— Start GIVEN DATA —
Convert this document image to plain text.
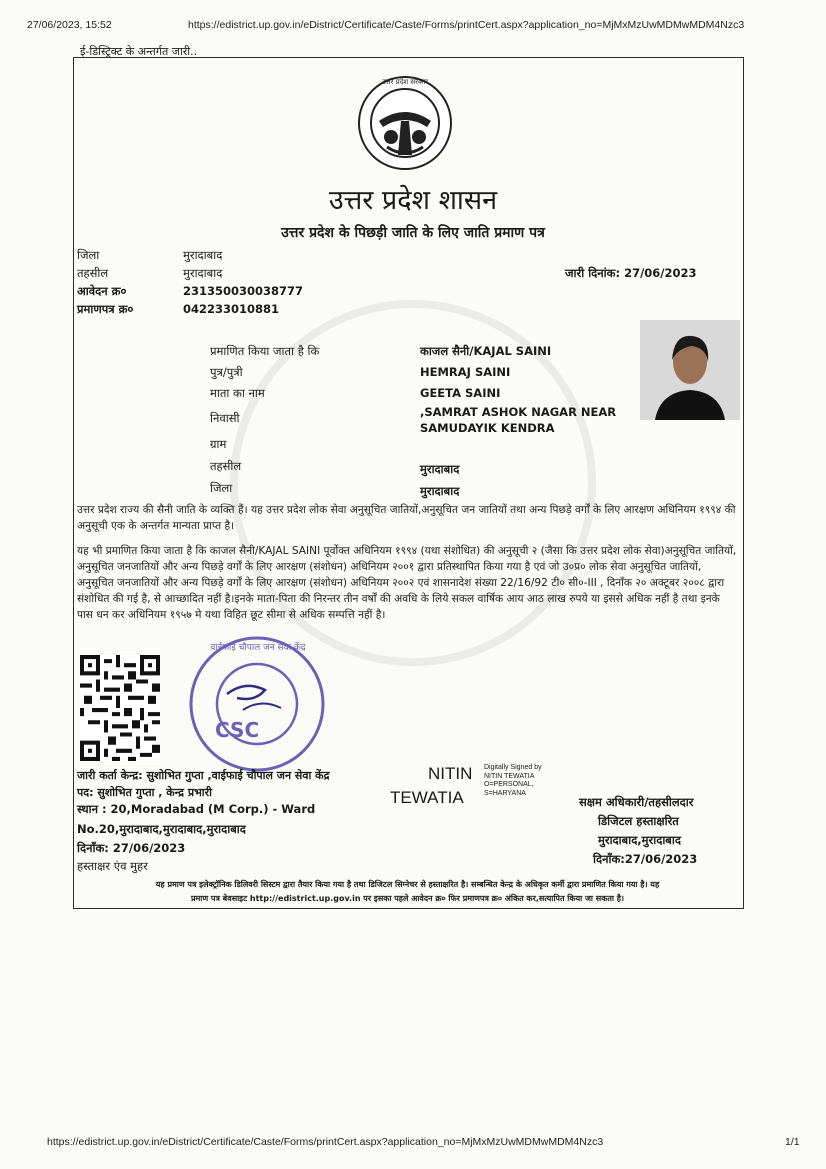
27/06/2023, 15:52	https://edistrict.up.gov.in/eDistrict/Certificate/Caste/Forms/printCert.aspx?application_no=MjMxMzUwMDMwMDM4Nzc3
ई-डिस्ट्रिक्ट के अन्तर्गत जारी..
उत्तर प्रदेश सरकार
उत्तर प्रदेश शासन
उत्तर प्रदेश के पिछड़ी जाति के लिए जाति प्रमाण पत्र
जिला	मुरादाबाद
तहसील	मुरादाबाद
आवेदन क्र०	231350030038777
प्रमाणपत्र क्र०	042233010881
जारी दिनांक: 27/06/2023
प्रमाणित किया जाता है कि	काजल सैनी/KAJAL SAINI
पुत्र/पुत्री	HEMRAJ SAINI
माता का नाम	GEETA SAINI
निवासी	,SAMRAT ASHOK NAGAR NEAR SAMUDAYIK KENDRA
ग्राम
तहसील	मुरादाबाद
जिला	मुरादाबाद
उत्तर प्रदेश राज्य की सैनी जाति के व्यक्ति हैं। यह उत्तर प्रदेश लोक सेवा अनुसूचित जातियों,अनुसूचित जन जातियों तथा अन्य पिछड़े वर्गों के लिए आरक्षण अधिनियम १९९४ की अनुसूची एक के अन्तर्गत मान्यता प्राप्त है।
यह भी प्रमाणित किया जाता है कि काजल सैनी/KAJAL SAINI पूर्वोक्त अधिनियम १९९४ (यथा संशोधित) की अनुसूची २ (जैसा कि उत्तर प्रदेश लोक सेवा)अनुसूचित जातियों, अनुसूचित जनजातियों और अन्य पिछड़े वर्गों के लिए आरक्षण (संशोधन) अधिनियम २००१ द्वारा प्रतिस्थापित किया गया है एवं जो उ०प्र० लोक सेवा अनुसूचित जातियों, अनुसूचित जनजातियों और अन्य पिछड़े वर्गों के लिए आरक्षण (संशोधन) अधिनियम २००२ एवं शासनादेश संख्या 22/16/92 टी० सी०-III , दिनाँक २० अक्टूबर २००८ द्वारा संशोधित की गई है, से आच्छादित नहीं है।इनके माता-पिता की निरन्तर तीन वर्षों की अवधि के लिये सकल वार्षिक आय आठ लाख रुपये या इससे अधिक नहीं है तथा इनके पास धन कर अधिनियम १९५७ मे यथा विहित छूट सीमा से अधिक सम्पत्ति नहीं है।
CSC
वाईफाई चौपाल जन सेवा केंद्र
जारी कर्ता केन्द्र: सुशोभित गुप्ता ,वाईफाई चौपाल जन सेवा केंद्र
पद: सुशोभित गुप्ता , केन्द्र प्रभारी
स्थान : 20,Moradabad (M Corp.) - Ward
No.20,मुरादाबाद,मुरादाबाद,मुरादाबाद
दिनाँक: 27/06/2023
हस्ताक्षर एंव मुहर
NITIN
TEWATIA
Digitally Signed by
NITIN TEWATIA
O=PERSONAL,
S=HARYANA
सक्षम अधिकारी/तहसीलदार
डिजिटल हस्ताक्षरित
मुरादाबाद,मुरादाबाद
दिनाँक:27/06/2023
यह प्रमाण पत्र इलेक्ट्रॉनिक डिलिवरी सिस्टम द्वारा तैयार किया गया है तथा डिजिटल सिग्नेचर से हस्ताक्षरित है। सम्बन्धित केन्द्र के अधिकृत कर्मी द्वारा प्रमाणित किया गया है। यह
प्रमाण पत्र बेवसाइट http://edistrict.up.gov.in पर इसका पहले आवेदन क्र० फिर प्रमाणपत्र क्र० अंकित कर,सत्यापित किया जा सकता है।
https://edistrict.up.gov.in/eDistrict/Certificate/Caste/Forms/printCert.aspx?application_no=MjMxMzUwMDMwMDM4Nzc3	1/1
— End GIVEN DATA —
## OBJECTIVE
Return all of the entries exactly as written, but drop any pictures they hold.

## FINAL ANSWER
Convert this document image to plain text.
27/06/2023, 15:52	https://edistrict.up.gov.in/eDistrict/Certificate/Caste/Forms/printCert.aspx?application_no=MjMxMzUwMDMwMDM4Nzc3
ई-डिस्ट्रिक्ट के अन्तर्गत जारी..
उत्तर प्रदेश सरकार
उत्तर प्रदेश शासन
उत्तर प्रदेश के पिछड़ी जाति के लिए जाति प्रमाण पत्र
जिला	मुरादाबाद
तहसील	मुरादाबाद
आवेदन क्र०	231350030038777
प्रमाणपत्र क्र०	042233010881
जारी दिनांक: 27/06/2023
प्रमाणित किया जाता है कि	काजल सैनी/KAJAL SAINI
पुत्र/पुत्री	HEMRAJ SAINI
माता का नाम	GEETA SAINI
निवासी	,SAMRAT ASHOK NAGAR NEAR SAMUDAYIK KENDRA
ग्राम
तहसील	मुरादाबाद
जिला	मुरादाबाद
उत्तर प्रदेश राज्य की सैनी जाति के व्यक्ति हैं। यह उत्तर प्रदेश लोक सेवा अनुसूचित जातियों,अनुसूचित जन जातियों तथा अन्य पिछड़े वर्गों के लिए आरक्षण अधिनियम १९९४ की अनुसूची एक के अन्तर्गत मान्यता प्राप्त है।
यह भी प्रमाणित किया जाता है कि काजल सैनी/KAJAL SAINI पूर्वोक्त अधिनियम १९९४ (यथा संशोधित) की अनुसूची २ (जैसा कि उत्तर प्रदेश लोक सेवा)अनुसूचित जातियों, अनुसूचित जनजातियों और अन्य पिछड़े वर्गों के लिए आरक्षण (संशोधन) अधिनियम २००१ द्वारा प्रतिस्थापित किया गया है एवं जो उ०प्र० लोक सेवा अनुसूचित जातियों, अनुसूचित जनजातियों और अन्य पिछड़े वर्गों के लिए आरक्षण (संशोधन) अधिनियम २००२ एवं शासनादेश संख्या 22/16/92 टी० सी०-III , दिनाँक २० अक्टूबर २००८ द्वारा संशोधित की गई है, से आच्छादित नहीं है।इनके माता-पिता की निरन्तर तीन वर्षों की अवधि के लिये सकल वार्षिक आय आठ लाख रुपये या इससे अधिक नहीं है तथा इनके पास धन कर अधिनियम १९५७ मे यथा विहित छूट सीमा से अधिक सम्पत्ति नहीं है।
CSC
वाईफाई चौपाल जन सेवा केंद्र
जारी कर्ता केन्द्र: सुशोभित गुप्ता ,वाईफाई चौपाल जन सेवा केंद्र
पद: सुशोभित गुप्ता , केन्द्र प्रभारी
स्थान : 20,Moradabad (M Corp.) - Ward
No.20,मुरादाबाद,मुरादाबाद,मुरादाबाद
दिनाँक: 27/06/2023
हस्ताक्षर एंव मुहर
NITIN
TEWATIA
Digitally Signed by
NITIN TEWATIA
O=PERSONAL,
S=HARYANA
सक्षम अधिकारी/तहसीलदार
डिजिटल हस्ताक्षरित
मुरादाबाद,मुरादाबाद
दिनाँक:27/06/2023
यह प्रमाण पत्र इलेक्ट्रॉनिक डिलिवरी सिस्टम द्वारा तैयार किया गया है तथा डिजिटल सिग्नेचर से हस्ताक्षरित है। सम्बन्धित केन्द्र के अधिकृत कर्मी द्वारा प्रमाणित किया गया है। यह
प्रमाण पत्र बेवसाइट http://edistrict.up.gov.in पर इसका पहले आवेदन क्र० फिर प्रमाणपत्र क्र० अंकित कर,सत्यापित किया जा सकता है।
https://edistrict.up.gov.in/eDistrict/Certificate/Caste/Forms/printCert.aspx?application_no=MjMxMzUwMDMwMDM4Nzc3	1/1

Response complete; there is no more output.